**GOAL OF THE EXERCISE:** Repeat each record below exactly, dropping the pictures.

───── DATA TO PROCESS

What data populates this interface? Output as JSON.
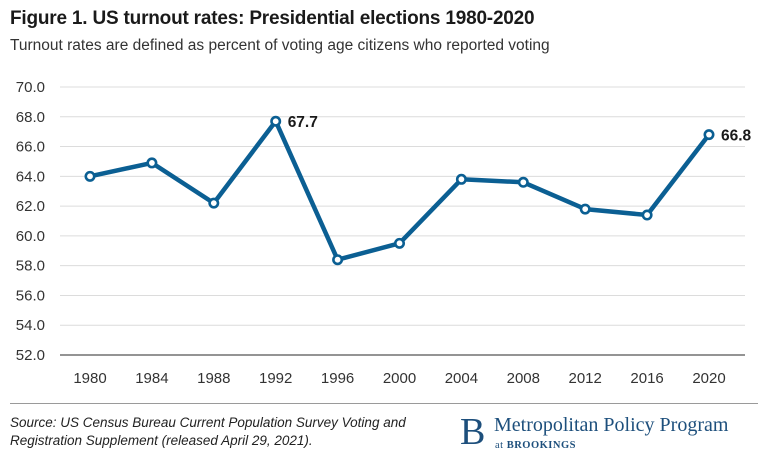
{
  "header": {
    "title": "Figure 1. US turnout rates: Presidential elections 1980-2020",
    "subtitle": "Turnout rates are defined as percent of voting age citizens who reported voting"
  },
  "chart_data": {
    "type": "line",
    "title": "Figure 1. US turnout rates: Presidential elections 1980-2020",
    "subtitle": "Turnout rates are defined as percent of voting age citizens who reported voting",
    "xlabel": "",
    "ylabel": "",
    "categories": [
      "1980",
      "1984",
      "1988",
      "1992",
      "1996",
      "2000",
      "2004",
      "2008",
      "2012",
      "2016",
      "2020"
    ],
    "series": [
      {
        "values": [
          64.0,
          64.9,
          62.2,
          67.7,
          58.4,
          59.5,
          63.8,
          63.6,
          61.8,
          61.4,
          66.8
        ]
      }
    ],
    "annotations": [
      {
        "category": "1992",
        "text": "67.7"
      },
      {
        "category": "2020",
        "text": "66.8"
      }
    ],
    "yticks": [
      "52.0",
      "54.0",
      "56.0",
      "58.0",
      "60.0",
      "62.0",
      "64.0",
      "66.0",
      "68.0",
      "70.0"
    ],
    "ylim": [
      52,
      70
    ],
    "grid": true,
    "legend": "none",
    "colors": {
      "line": "#0b5f93",
      "marker_fill": "#ffffff",
      "grid": "#dcdcdc",
      "axis": "#555555"
    }
  },
  "footer": {
    "source": "Source: US Census Bureau Current Population Survey Voting and Registration Supplement (released April 29, 2021).",
    "brand_mark": "B",
    "brand_name": "Metropolitan Policy Program",
    "brand_at": "at",
    "brand_org": "BROOKINGS"
  }
}
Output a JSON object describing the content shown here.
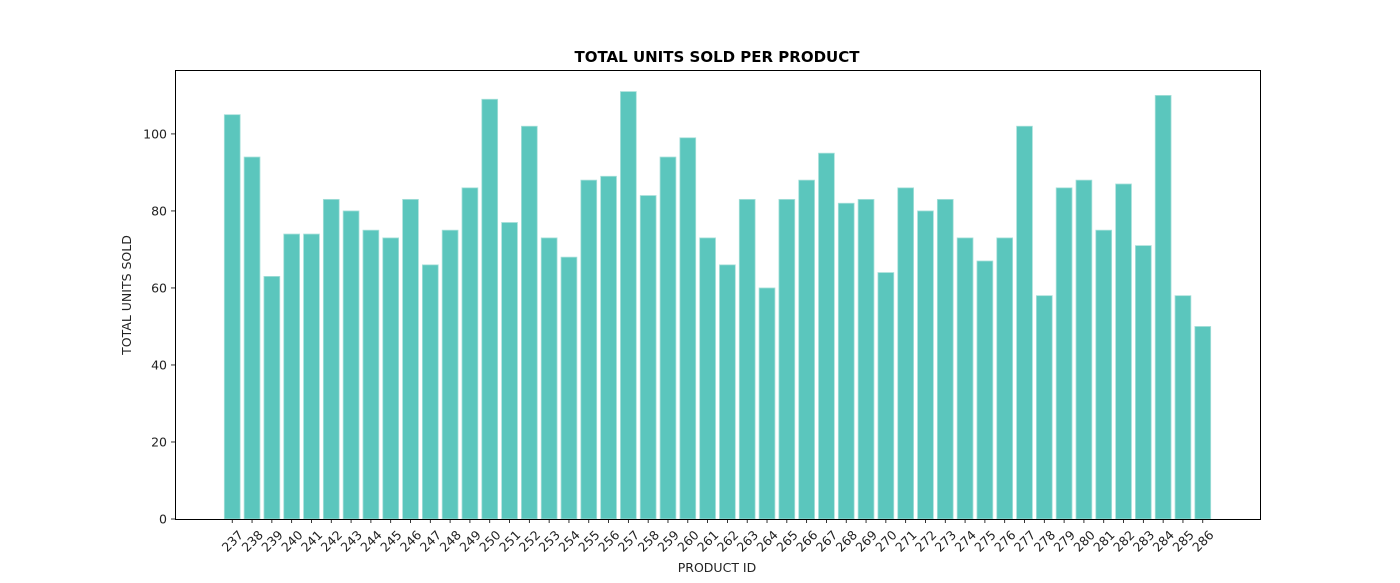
{
  "chart_data": {
    "type": "bar",
    "title": "TOTAL UNITS SOLD PER PRODUCT",
    "xlabel": "PRODUCT ID",
    "ylabel": "TOTAL UNITS SOLD",
    "categories": [
      "237",
      "238",
      "239",
      "240",
      "241",
      "242",
      "243",
      "244",
      "245",
      "246",
      "247",
      "248",
      "249",
      "250",
      "251",
      "252",
      "253",
      "254",
      "255",
      "256",
      "257",
      "258",
      "259",
      "260",
      "261",
      "262",
      "263",
      "264",
      "265",
      "266",
      "267",
      "268",
      "269",
      "270",
      "271",
      "272",
      "273",
      "274",
      "275",
      "276",
      "277",
      "278",
      "279",
      "280",
      "281",
      "282",
      "283",
      "284",
      "285",
      "286"
    ],
    "values": [
      105,
      94,
      63,
      74,
      74,
      83,
      80,
      75,
      73,
      83,
      66,
      75,
      86,
      109,
      77,
      102,
      73,
      68,
      88,
      89,
      111,
      84,
      94,
      99,
      73,
      66,
      83,
      60,
      83,
      88,
      95,
      82,
      83,
      64,
      86,
      80,
      83,
      73,
      67,
      73,
      102,
      58,
      86,
      88,
      75,
      87,
      71,
      110,
      58,
      50
    ],
    "ylim": [
      0,
      116.6
    ],
    "yticks": [
      0,
      20,
      40,
      60,
      80,
      100
    ],
    "xtick_rotation_deg": 45,
    "grid": false,
    "legend": null,
    "bar_color": "#5bc6bd",
    "bar_edge_color": "#a8e0da"
  }
}
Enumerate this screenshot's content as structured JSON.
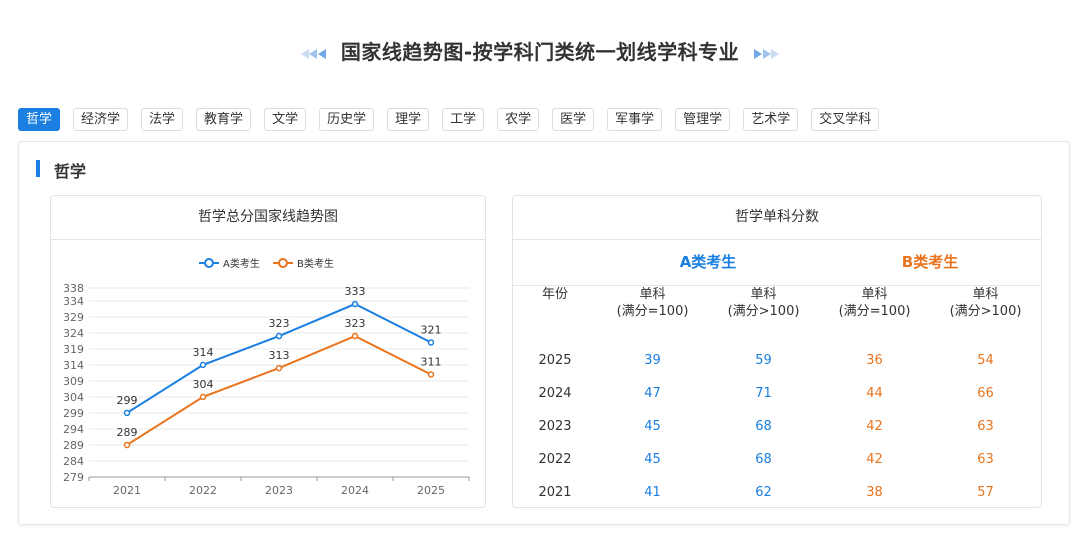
{
  "page_title": "国家线趋势图-按学科门类统一划线学科专业",
  "tabs": [
    "哲学",
    "经济学",
    "法学",
    "教育学",
    "文学",
    "历史学",
    "理学",
    "工学",
    "农学",
    "医学",
    "军事学",
    "管理学",
    "艺术学",
    "交叉学科"
  ],
  "active_tab": "哲学",
  "section_title": "哲学",
  "chart_card_title": "哲学总分国家线趋势图",
  "table_card_title": "哲学单科分数",
  "colors": {
    "accent": "#1a7fe0",
    "series_a": "#1a7fe0",
    "series_b": "#e8741e"
  },
  "chart_data": {
    "type": "line",
    "x": [
      "2021",
      "2022",
      "2023",
      "2024",
      "2025"
    ],
    "series": [
      {
        "name": "A类考生",
        "values": [
          299,
          314,
          323,
          333,
          321
        ]
      },
      {
        "name": "B类考生",
        "values": [
          289,
          304,
          313,
          323,
          311
        ]
      }
    ],
    "yticks": [
      279,
      284,
      289,
      294,
      299,
      304,
      309,
      314,
      319,
      324,
      329,
      334,
      338
    ],
    "ylim": [
      279,
      338
    ],
    "grid": true,
    "legend": "top-center"
  },
  "table": {
    "category_a": "A类考生",
    "category_b": "B类考生",
    "year_header": "年份",
    "col_headers": [
      {
        "line1": "单科",
        "line2": "(满分=100)"
      },
      {
        "line1": "单科",
        "line2": "(满分>100)"
      },
      {
        "line1": "单科",
        "line2": "(满分=100)"
      },
      {
        "line1": "单科",
        "line2": "(满分>100)"
      }
    ],
    "rows": [
      {
        "year": "2025",
        "a100": "39",
        "a_over": "59",
        "b100": "36",
        "b_over": "54"
      },
      {
        "year": "2024",
        "a100": "47",
        "a_over": "71",
        "b100": "44",
        "b_over": "66"
      },
      {
        "year": "2023",
        "a100": "45",
        "a_over": "68",
        "b100": "42",
        "b_over": "63"
      },
      {
        "year": "2022",
        "a100": "45",
        "a_over": "68",
        "b100": "42",
        "b_over": "63"
      },
      {
        "year": "2021",
        "a100": "41",
        "a_over": "62",
        "b100": "38",
        "b_over": "57"
      }
    ]
  }
}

──────────

**WRITTEN ANSWER:**
What data populates this interface? Output as JSON.
{
  "header": {
    "title": "Figure 1. US turnout rates: Presidential elections 1980-2020",
    "subtitle": "Turnout rates are defined as percent of voting age citizens who reported voting"
  },
  "chart_data": {
    "type": "line",
    "title": "Figure 1. US turnout rates: Presidential elections 1980-2020",
    "subtitle": "Turnout rates are defined as percent of voting age citizens who reported voting",
    "xlabel": "",
    "ylabel": "",
    "categories": [
      "1980",
      "1984",
      "1988",
      "1992",
      "1996",
      "2000",
      "2004",
      "2008",
      "2012",
      "2016",
      "2020"
    ],
    "series": [
      {
        "values": [
          64.0,
          64.9,
          62.2,
          67.7,
          58.4,
          59.5,
          63.8,
          63.6,
          61.8,
          61.4,
          66.8
        ]
      }
    ],
    "annotations": [
      {
        "category": "1992",
        "text": "67.7"
      },
      {
        "category": "2020",
        "text": "66.8"
      }
    ],
    "yticks": [
      "52.0",
      "54.0",
      "56.0",
      "58.0",
      "60.0",
      "62.0",
      "64.0",
      "66.0",
      "68.0",
      "70.0"
    ],
    "ylim": [
      52,
      70
    ],
    "grid": true,
    "legend": "none",
    "colors": {
      "line": "#0b5f93",
      "marker_fill": "#ffffff",
      "grid": "#dcdcdc",
      "axis": "#555555"
    }
  },
  "footer": {
    "source": "Source: US Census Bureau Current Population Survey Voting and Registration Supplement (released April 29, 2021).",
    "brand_mark": "B",
    "brand_name": "Metropolitan Policy Program",
    "brand_at": "at",
    "brand_org": "BROOKINGS"
  }
}
Output a JSON object describing the content shown here.
{
  "chart_data": {
    "type": "bar",
    "title": "TOTAL UNITS SOLD PER PRODUCT",
    "xlabel": "PRODUCT ID",
    "ylabel": "TOTAL UNITS SOLD",
    "categories": [
      "237",
      "238",
      "239",
      "240",
      "241",
      "242",
      "243",
      "244",
      "245",
      "246",
      "247",
      "248",
      "249",
      "250",
      "251",
      "252",
      "253",
      "254",
      "255",
      "256",
      "257",
      "258",
      "259",
      "260",
      "261",
      "262",
      "263",
      "264",
      "265",
      "266",
      "267",
      "268",
      "269",
      "270",
      "271",
      "272",
      "273",
      "274",
      "275",
      "276",
      "277",
      "278",
      "279",
      "280",
      "281",
      "282",
      "283",
      "284",
      "285",
      "286"
    ],
    "values": [
      105,
      94,
      63,
      74,
      74,
      83,
      80,
      75,
      73,
      83,
      66,
      75,
      86,
      109,
      77,
      102,
      73,
      68,
      88,
      89,
      111,
      84,
      94,
      99,
      73,
      66,
      83,
      60,
      83,
      88,
      95,
      82,
      83,
      64,
      86,
      80,
      83,
      73,
      67,
      73,
      102,
      58,
      86,
      88,
      75,
      87,
      71,
      110,
      58,
      50
    ],
    "ylim": [
      0,
      116.6
    ],
    "yticks": [
      0,
      20,
      40,
      60,
      80,
      100
    ],
    "xtick_rotation_deg": 45,
    "grid": false,
    "legend": null,
    "bar_color": "#5bc6bd",
    "bar_edge_color": "#a8e0da"
  }
}
Enumerate this screenshot's content as structured JSON.
{
  "page_title": "国家线趋势图-按学科门类统一划线学科专业",
  "tabs": [
    "哲学",
    "经济学",
    "法学",
    "教育学",
    "文学",
    "历史学",
    "理学",
    "工学",
    "农学",
    "医学",
    "军事学",
    "管理学",
    "艺术学",
    "交叉学科"
  ],
  "active_tab": "哲学",
  "section_title": "哲学",
  "chart_card_title": "哲学总分国家线趋势图",
  "table_card_title": "哲学单科分数",
  "colors": {
    "accent": "#1a7fe0",
    "series_a": "#1a7fe0",
    "series_b": "#e8741e"
  },
  "chart_data": {
    "type": "line",
    "x": [
      "2021",
      "2022",
      "2023",
      "2024",
      "2025"
    ],
    "series": [
      {
        "name": "A类考生",
        "values": [
          299,
          314,
          323,
          333,
          321
        ]
      },
      {
        "name": "B类考生",
        "values": [
          289,
          304,
          313,
          323,
          311
        ]
      }
    ],
    "yticks": [
      279,
      284,
      289,
      294,
      299,
      304,
      309,
      314,
      319,
      324,
      329,
      334,
      338
    ],
    "ylim": [
      279,
      338
    ],
    "grid": true,
    "legend": "top-center"
  },
  "table": {
    "category_a": "A类考生",
    "category_b": "B类考生",
    "year_header": "年份",
    "col_headers": [
      {
        "line1": "单科",
        "line2": "(满分=100)"
      },
      {
        "line1": "单科",
        "line2": "(满分>100)"
      },
      {
        "line1": "单科",
        "line2": "(满分=100)"
      },
      {
        "line1": "单科",
        "line2": "(满分>100)"
      }
    ],
    "rows": [
      {
        "year": "2025",
        "a100": "39",
        "a_over": "59",
        "b100": "36",
        "b_over": "54"
      },
      {
        "year": "2024",
        "a100": "47",
        "a_over": "71",
        "b100": "44",
        "b_over": "66"
      },
      {
        "year": "2023",
        "a100": "45",
        "a_over": "68",
        "b100": "42",
        "b_over": "63"
      },
      {
        "year": "2022",
        "a100": "45",
        "a_over": "68",
        "b100": "42",
        "b_over": "63"
      },
      {
        "year": "2021",
        "a100": "41",
        "a_over": "62",
        "b100": "38",
        "b_over": "57"
      }
    ]
  }
}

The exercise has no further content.